Problem to solve: Copy out the listing exactly.

Records that describe figures:
::::::::::

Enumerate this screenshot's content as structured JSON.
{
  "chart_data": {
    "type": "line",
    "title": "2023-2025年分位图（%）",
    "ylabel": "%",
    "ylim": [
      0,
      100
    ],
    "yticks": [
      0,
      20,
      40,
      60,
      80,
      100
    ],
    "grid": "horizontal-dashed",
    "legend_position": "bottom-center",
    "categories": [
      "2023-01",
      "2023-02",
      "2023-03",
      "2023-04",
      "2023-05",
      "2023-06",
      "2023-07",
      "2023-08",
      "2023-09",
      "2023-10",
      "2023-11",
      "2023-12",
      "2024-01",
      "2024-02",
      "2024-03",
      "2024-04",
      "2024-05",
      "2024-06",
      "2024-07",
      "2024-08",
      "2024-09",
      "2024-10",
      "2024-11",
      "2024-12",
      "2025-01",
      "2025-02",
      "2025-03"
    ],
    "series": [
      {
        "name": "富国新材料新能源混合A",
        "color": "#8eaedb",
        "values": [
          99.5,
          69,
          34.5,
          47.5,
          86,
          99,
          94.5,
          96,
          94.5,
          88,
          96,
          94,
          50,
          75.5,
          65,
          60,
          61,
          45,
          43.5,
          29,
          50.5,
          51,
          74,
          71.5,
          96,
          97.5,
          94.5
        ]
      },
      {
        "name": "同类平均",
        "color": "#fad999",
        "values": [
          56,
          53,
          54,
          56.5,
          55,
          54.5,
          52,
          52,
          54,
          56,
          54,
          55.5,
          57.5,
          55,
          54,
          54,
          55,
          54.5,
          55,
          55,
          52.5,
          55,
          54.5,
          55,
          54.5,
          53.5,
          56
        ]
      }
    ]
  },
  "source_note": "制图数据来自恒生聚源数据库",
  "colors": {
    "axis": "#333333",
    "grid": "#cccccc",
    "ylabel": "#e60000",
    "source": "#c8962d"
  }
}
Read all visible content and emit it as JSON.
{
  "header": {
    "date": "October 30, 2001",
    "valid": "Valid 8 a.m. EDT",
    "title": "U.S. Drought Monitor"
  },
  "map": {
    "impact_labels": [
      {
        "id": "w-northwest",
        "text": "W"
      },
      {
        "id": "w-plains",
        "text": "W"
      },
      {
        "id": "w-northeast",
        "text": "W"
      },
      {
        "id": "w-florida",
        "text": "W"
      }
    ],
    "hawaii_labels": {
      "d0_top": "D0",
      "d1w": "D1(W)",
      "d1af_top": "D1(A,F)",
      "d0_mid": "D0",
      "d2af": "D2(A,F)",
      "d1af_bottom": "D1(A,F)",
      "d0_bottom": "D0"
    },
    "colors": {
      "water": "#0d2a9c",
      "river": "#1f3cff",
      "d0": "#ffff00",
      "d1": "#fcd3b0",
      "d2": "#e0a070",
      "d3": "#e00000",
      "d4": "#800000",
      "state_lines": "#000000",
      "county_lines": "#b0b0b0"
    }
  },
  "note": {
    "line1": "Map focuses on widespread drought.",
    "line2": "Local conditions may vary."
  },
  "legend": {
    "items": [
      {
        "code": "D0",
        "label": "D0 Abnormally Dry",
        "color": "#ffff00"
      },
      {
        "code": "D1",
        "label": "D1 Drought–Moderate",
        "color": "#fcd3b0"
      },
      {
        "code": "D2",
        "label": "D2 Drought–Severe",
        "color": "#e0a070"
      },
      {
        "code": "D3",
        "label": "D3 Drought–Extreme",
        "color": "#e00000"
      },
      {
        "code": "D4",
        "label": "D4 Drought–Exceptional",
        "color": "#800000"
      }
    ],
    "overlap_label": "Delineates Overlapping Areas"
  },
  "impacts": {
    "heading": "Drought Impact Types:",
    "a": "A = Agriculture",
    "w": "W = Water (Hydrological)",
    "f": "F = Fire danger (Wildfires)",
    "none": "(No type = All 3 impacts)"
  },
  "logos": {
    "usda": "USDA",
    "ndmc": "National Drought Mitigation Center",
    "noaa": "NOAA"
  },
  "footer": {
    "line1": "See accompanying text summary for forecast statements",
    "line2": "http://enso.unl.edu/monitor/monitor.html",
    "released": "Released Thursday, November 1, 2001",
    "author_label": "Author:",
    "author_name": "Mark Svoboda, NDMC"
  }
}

::::::::::

Result for this task:
Enumerate this screenshot's content as structured JSON.
{
  "chart_data": {
    "type": "line",
    "title": "2023-2025年分位图（%）",
    "ylabel": "%",
    "ylim": [
      0,
      100
    ],
    "yticks": [
      0,
      20,
      40,
      60,
      80,
      100
    ],
    "grid": "horizontal-dashed",
    "legend_position": "bottom-center",
    "categories": [
      "2023-01",
      "2023-02",
      "2023-03",
      "2023-04",
      "2023-05",
      "2023-06",
      "2023-07",
      "2023-08",
      "2023-09",
      "2023-10",
      "2023-11",
      "2023-12",
      "2024-01",
      "2024-02",
      "2024-03",
      "2024-04",
      "2024-05",
      "2024-06",
      "2024-07",
      "2024-08",
      "2024-09",
      "2024-10",
      "2024-11",
      "2024-12",
      "2025-01",
      "2025-02",
      "2025-03"
    ],
    "series": [
      {
        "name": "富国新材料新能源混合A",
        "color": "#8eaedb",
        "values": [
          99.5,
          69,
          34.5,
          47.5,
          86,
          99,
          94.5,
          96,
          94.5,
          88,
          96,
          94,
          50,
          75.5,
          65,
          60,
          61,
          45,
          43.5,
          29,
          50.5,
          51,
          74,
          71.5,
          96,
          97.5,
          94.5
        ]
      },
      {
        "name": "同类平均",
        "color": "#fad999",
        "values": [
          56,
          53,
          54,
          56.5,
          55,
          54.5,
          52,
          52,
          54,
          56,
          54,
          55.5,
          57.5,
          55,
          54,
          54,
          55,
          54.5,
          55,
          55,
          52.5,
          55,
          54.5,
          55,
          54.5,
          53.5,
          56
        ]
      }
    ]
  },
  "source_note": "制图数据来自恒生聚源数据库",
  "colors": {
    "axis": "#333333",
    "grid": "#cccccc",
    "ylabel": "#e60000",
    "source": "#c8962d"
  }
}
Read all visible content and emit it as JSON.
{
  "header": {
    "date": "October 30, 2001",
    "valid": "Valid 8 a.m. EDT",
    "title": "U.S. Drought Monitor"
  },
  "map": {
    "impact_labels": [
      {
        "id": "w-northwest",
        "text": "W"
      },
      {
        "id": "w-plains",
        "text": "W"
      },
      {
        "id": "w-northeast",
        "text": "W"
      },
      {
        "id": "w-florida",
        "text": "W"
      }
    ],
    "hawaii_labels": {
      "d0_top": "D0",
      "d1w": "D1(W)",
      "d1af_top": "D1(A,F)",
      "d0_mid": "D0",
      "d2af": "D2(A,F)",
      "d1af_bottom": "D1(A,F)",
      "d0_bottom": "D0"
    },
    "colors": {
      "water": "#0d2a9c",
      "river": "#1f3cff",
      "d0": "#ffff00",
      "d1": "#fcd3b0",
      "d2": "#e0a070",
      "d3": "#e00000",
      "d4": "#800000",
      "state_lines": "#000000",
      "county_lines": "#b0b0b0"
    }
  },
  "note": {
    "line1": "Map focuses on widespread drought.",
    "line2": "Local conditions may vary."
  },
  "legend": {
    "items": [
      {
        "code": "D0",
        "label": "D0 Abnormally Dry",
        "color": "#ffff00"
      },
      {
        "code": "D1",
        "label": "D1 Drought–Moderate",
        "color": "#fcd3b0"
      },
      {
        "code": "D2",
        "label": "D2 Drought–Severe",
        "color": "#e0a070"
      },
      {
        "code": "D3",
        "label": "D3 Drought–Extreme",
        "color": "#e00000"
      },
      {
        "code": "D4",
        "label": "D4 Drought–Exceptional",
        "color": "#800000"
      }
    ],
    "overlap_label": "Delineates Overlapping Areas"
  },
  "impacts": {
    "heading": "Drought Impact Types:",
    "a": "A = Agriculture",
    "w": "W = Water (Hydrological)",
    "f": "F = Fire danger (Wildfires)",
    "none": "(No type = All 3 impacts)"
  },
  "logos": {
    "usda": "USDA",
    "ndmc": "National Drought Mitigation Center",
    "noaa": "NOAA"
  },
  "footer": {
    "line1": "See accompanying text summary for forecast statements",
    "line2": "http://enso.unl.edu/monitor/monitor.html",
    "released": "Released Thursday, November 1, 2001",
    "author_label": "Author:",
    "author_name": "Mark Svoboda, NDMC"
  }
}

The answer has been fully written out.